Leave out the pictures and copy each record below exactly.

Dataset listings of figures:
=====

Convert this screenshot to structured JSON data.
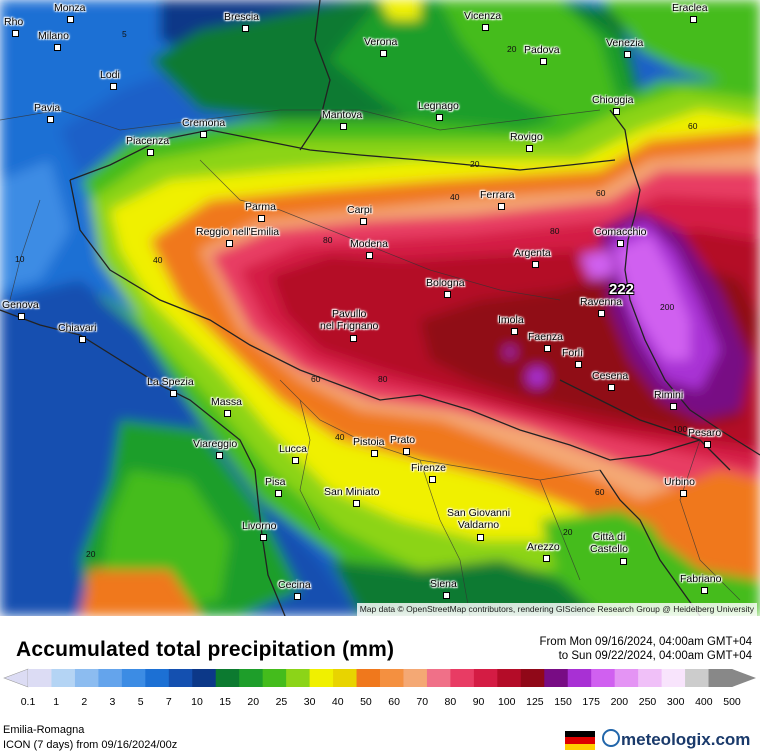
{
  "map": {
    "attribution": "Map data © OpenStreetMap contributors, rendering GIScience Research Group @ Heidelberg University",
    "max_value_label": "222",
    "contour_labels": [
      "5",
      "10",
      "20",
      "20",
      "40",
      "40",
      "40",
      "60",
      "60",
      "60",
      "60",
      "80",
      "80",
      "80",
      "100",
      "200",
      "20",
      "20"
    ],
    "cities": [
      "Rho",
      "Monza",
      "Milano",
      "Brescia",
      "Verona",
      "Vicenza",
      "Padova",
      "Venezia",
      "Eraclea",
      "Lodi",
      "Pavia",
      "Cremona",
      "Mantova",
      "Legnago",
      "Chioggia",
      "Piacenza",
      "Rovigo",
      "Ferrara",
      "Parma",
      "Carpi",
      "Reggio nell'Emilia",
      "Modena",
      "Comacchio",
      "Argenta",
      "Bologna",
      "Ravenna",
      "Pavullo nel Frignano",
      "Imola",
      "Faenza",
      "Forlì",
      "Cesena",
      "Rimini",
      "Chiavari",
      "La Spezia",
      "Massa",
      "Viareggio",
      "Lucca",
      "Pistoia",
      "Prato",
      "Firenze",
      "Pisa",
      "San Miniato",
      "Livorno",
      "San Giovanni Valdarno",
      "Arezzo",
      "Città di Castello",
      "Urbino",
      "Pesaro",
      "Cecina",
      "Siena",
      "Fabriano",
      "Genova"
    ]
  },
  "legend": {
    "title": "Accumulated total precipitation (mm)",
    "period_from": "From Mon 09/16/2024, 04:00am GMT+04",
    "period_to": "to Sun 09/22/2024, 04:00am GMT+04",
    "ticks": [
      "0.1",
      "1",
      "2",
      "3",
      "5",
      "7",
      "10",
      "15",
      "20",
      "25",
      "30",
      "40",
      "50",
      "60",
      "70",
      "80",
      "90",
      "100",
      "125",
      "150",
      "175",
      "200",
      "250",
      "300",
      "400",
      "500"
    ],
    "colors": [
      "#dcdcf4",
      "#b4d4f4",
      "#8cbcf0",
      "#64a4ec",
      "#3c8ce4",
      "#1c70d4",
      "#1450b0",
      "#0c3888",
      "#0c7a30",
      "#1e9e2a",
      "#44bc1c",
      "#8cd418",
      "#f0f000",
      "#e8d400",
      "#f0781c",
      "#f49040",
      "#f4a874",
      "#f07088",
      "#e83c64",
      "#d41c44",
      "#b40c28",
      "#900818",
      "#780c84",
      "#a830d4",
      "#d060f0",
      "#e494f4",
      "#f0c0f8",
      "#f8e4fc",
      "#cccccc",
      "#888888"
    ],
    "region": "Emilia-Romagna",
    "model": "ICON (7 days)  from  09/16/2024/00z",
    "brand": "meteologix.com"
  }
}
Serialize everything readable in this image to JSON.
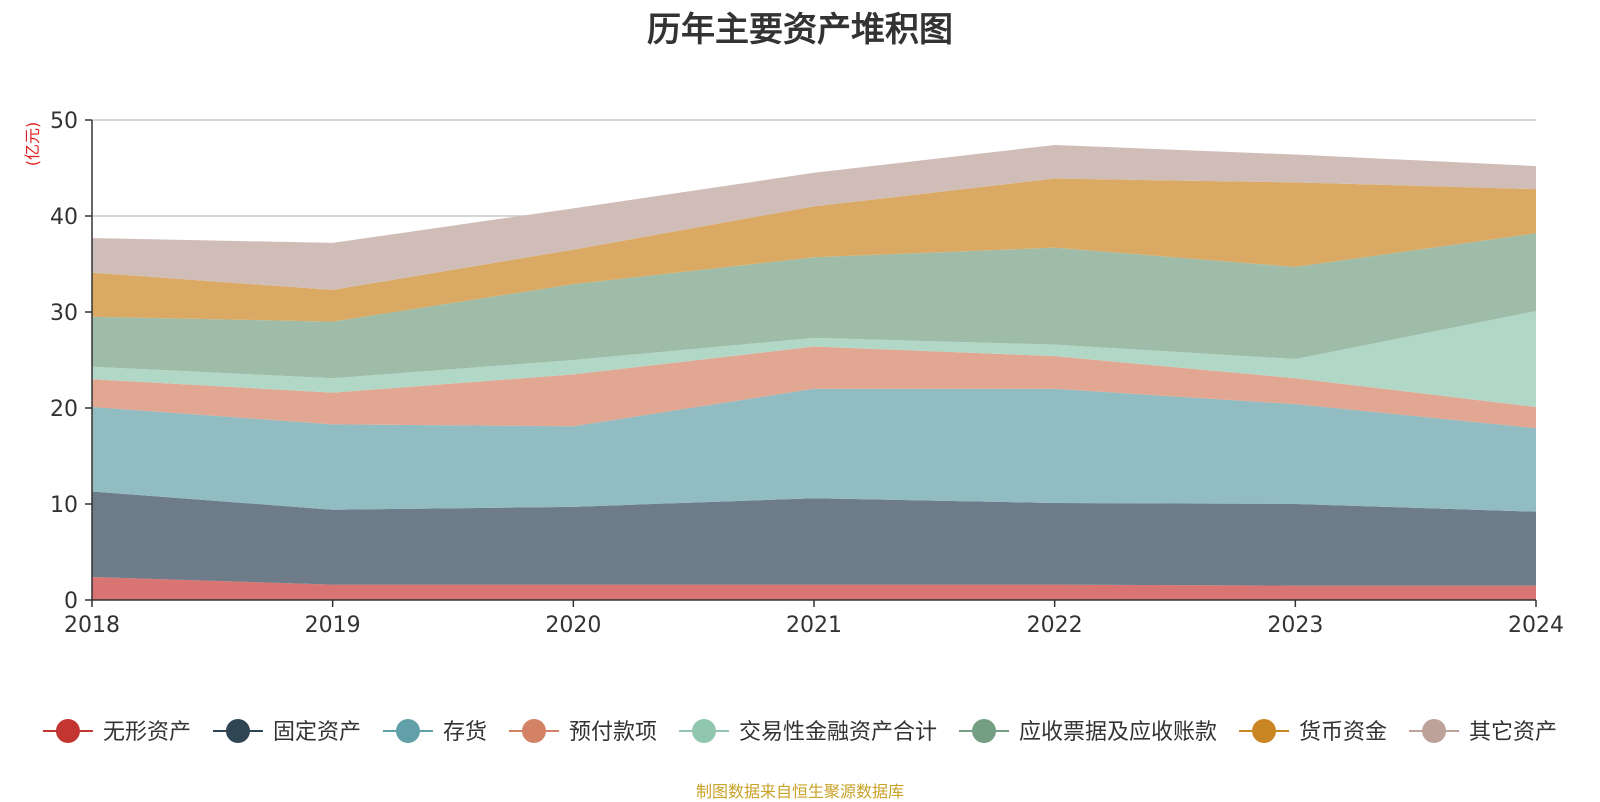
{
  "chart_data": {
    "type": "area",
    "stacked": true,
    "title": "历年主要资产堆积图",
    "ylabel": "(亿元)",
    "xlabel": "",
    "categories": [
      "2018",
      "2019",
      "2020",
      "2021",
      "2022",
      "2023",
      "2024"
    ],
    "ylim": [
      0,
      50
    ],
    "yticks": [
      0,
      10,
      20,
      30,
      40,
      50
    ],
    "grid": true,
    "legend_position": "bottom",
    "series": [
      {
        "name": "无形资产",
        "color": "#c23531",
        "area_color": "#d87472",
        "values": [
          2.4,
          1.6,
          1.6,
          1.6,
          1.6,
          1.5,
          1.5
        ]
      },
      {
        "name": "固定资产",
        "color": "#2f4554",
        "area_color": "#6e7c89",
        "values": [
          8.9,
          7.8,
          8.1,
          9.0,
          8.5,
          8.5,
          7.7
        ]
      },
      {
        "name": "存货",
        "color": "#61a0a8",
        "area_color": "#90bcc2",
        "values": [
          8.8,
          8.9,
          8.4,
          11.4,
          11.9,
          10.4,
          8.7
        ]
      },
      {
        "name": "预付款项",
        "color": "#d48265",
        "area_color": "#e2a792",
        "values": [
          2.9,
          3.3,
          5.4,
          4.4,
          3.4,
          2.7,
          2.2
        ]
      },
      {
        "name": "交易性金融资产合计",
        "color": "#91c7ae",
        "area_color": "#b1d8c6",
        "values": [
          1.3,
          1.5,
          1.5,
          0.9,
          1.2,
          2.0,
          10.0
        ]
      },
      {
        "name": "应收票据及应收账款",
        "color": "#749f83",
        "area_color": "#9ebca8",
        "values": [
          5.2,
          5.9,
          7.9,
          8.4,
          10.1,
          9.6,
          8.1
        ]
      },
      {
        "name": "货币资金",
        "color": "#ca8622",
        "area_color": "#daaa64",
        "values": [
          4.6,
          3.3,
          3.6,
          5.3,
          7.2,
          8.8,
          4.6
        ]
      },
      {
        "name": "其它资产",
        "color": "#bda29a",
        "area_color": "#d0bdb8",
        "values": [
          3.6,
          4.9,
          4.3,
          3.5,
          3.5,
          2.9,
          2.4
        ]
      }
    ],
    "source_note": "制图数据来自恒生聚源数据库"
  }
}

=====

▶ Expected answer
Convert this screenshot to structured JSON data.
{
  "map": {
    "attribution": "Map data © OpenStreetMap contributors, rendering GIScience Research Group @ Heidelberg University",
    "max_value_label": "222",
    "contour_labels": [
      "5",
      "10",
      "20",
      "20",
      "40",
      "40",
      "40",
      "60",
      "60",
      "60",
      "60",
      "80",
      "80",
      "80",
      "100",
      "200",
      "20",
      "20"
    ],
    "cities": [
      "Rho",
      "Monza",
      "Milano",
      "Brescia",
      "Verona",
      "Vicenza",
      "Padova",
      "Venezia",
      "Eraclea",
      "Lodi",
      "Pavia",
      "Cremona",
      "Mantova",
      "Legnago",
      "Chioggia",
      "Piacenza",
      "Rovigo",
      "Ferrara",
      "Parma",
      "Carpi",
      "Reggio nell'Emilia",
      "Modena",
      "Comacchio",
      "Argenta",
      "Bologna",
      "Ravenna",
      "Pavullo nel Frignano",
      "Imola",
      "Faenza",
      "Forlì",
      "Cesena",
      "Rimini",
      "Chiavari",
      "La Spezia",
      "Massa",
      "Viareggio",
      "Lucca",
      "Pistoia",
      "Prato",
      "Firenze",
      "Pisa",
      "San Miniato",
      "Livorno",
      "San Giovanni Valdarno",
      "Arezzo",
      "Città di Castello",
      "Urbino",
      "Pesaro",
      "Cecina",
      "Siena",
      "Fabriano",
      "Genova"
    ]
  },
  "legend": {
    "title": "Accumulated total precipitation (mm)",
    "period_from": "From Mon 09/16/2024, 04:00am GMT+04",
    "period_to": "to Sun 09/22/2024, 04:00am GMT+04",
    "ticks": [
      "0.1",
      "1",
      "2",
      "3",
      "5",
      "7",
      "10",
      "15",
      "20",
      "25",
      "30",
      "40",
      "50",
      "60",
      "70",
      "80",
      "90",
      "100",
      "125",
      "150",
      "175",
      "200",
      "250",
      "300",
      "400",
      "500"
    ],
    "colors": [
      "#dcdcf4",
      "#b4d4f4",
      "#8cbcf0",
      "#64a4ec",
      "#3c8ce4",
      "#1c70d4",
      "#1450b0",
      "#0c3888",
      "#0c7a30",
      "#1e9e2a",
      "#44bc1c",
      "#8cd418",
      "#f0f000",
      "#e8d400",
      "#f0781c",
      "#f49040",
      "#f4a874",
      "#f07088",
      "#e83c64",
      "#d41c44",
      "#b40c28",
      "#900818",
      "#780c84",
      "#a830d4",
      "#d060f0",
      "#e494f4",
      "#f0c0f8",
      "#f8e4fc",
      "#cccccc",
      "#888888"
    ],
    "region": "Emilia-Romagna",
    "model": "ICON (7 days)  from  09/16/2024/00z",
    "brand": "meteologix.com"
  }
}
Serialize everything readable in this image to JSON.
{
  "chart_data": {
    "type": "area",
    "stacked": true,
    "title": "历年主要资产堆积图",
    "ylabel": "(亿元)",
    "xlabel": "",
    "categories": [
      "2018",
      "2019",
      "2020",
      "2021",
      "2022",
      "2023",
      "2024"
    ],
    "ylim": [
      0,
      50
    ],
    "yticks": [
      0,
      10,
      20,
      30,
      40,
      50
    ],
    "grid": true,
    "legend_position": "bottom",
    "series": [
      {
        "name": "无形资产",
        "color": "#c23531",
        "area_color": "#d87472",
        "values": [
          2.4,
          1.6,
          1.6,
          1.6,
          1.6,
          1.5,
          1.5
        ]
      },
      {
        "name": "固定资产",
        "color": "#2f4554",
        "area_color": "#6e7c89",
        "values": [
          8.9,
          7.8,
          8.1,
          9.0,
          8.5,
          8.5,
          7.7
        ]
      },
      {
        "name": "存货",
        "color": "#61a0a8",
        "area_color": "#90bcc2",
        "values": [
          8.8,
          8.9,
          8.4,
          11.4,
          11.9,
          10.4,
          8.7
        ]
      },
      {
        "name": "预付款项",
        "color": "#d48265",
        "area_color": "#e2a792",
        "values": [
          2.9,
          3.3,
          5.4,
          4.4,
          3.4,
          2.7,
          2.2
        ]
      },
      {
        "name": "交易性金融资产合计",
        "color": "#91c7ae",
        "area_color": "#b1d8c6",
        "values": [
          1.3,
          1.5,
          1.5,
          0.9,
          1.2,
          2.0,
          10.0
        ]
      },
      {
        "name": "应收票据及应收账款",
        "color": "#749f83",
        "area_color": "#9ebca8",
        "values": [
          5.2,
          5.9,
          7.9,
          8.4,
          10.1,
          9.6,
          8.1
        ]
      },
      {
        "name": "货币资金",
        "color": "#ca8622",
        "area_color": "#daaa64",
        "values": [
          4.6,
          3.3,
          3.6,
          5.3,
          7.2,
          8.8,
          4.6
        ]
      },
      {
        "name": "其它资产",
        "color": "#bda29a",
        "area_color": "#d0bdb8",
        "values": [
          3.6,
          4.9,
          4.3,
          3.5,
          3.5,
          2.9,
          2.4
        ]
      }
    ],
    "source_note": "制图数据来自恒生聚源数据库"
  }
}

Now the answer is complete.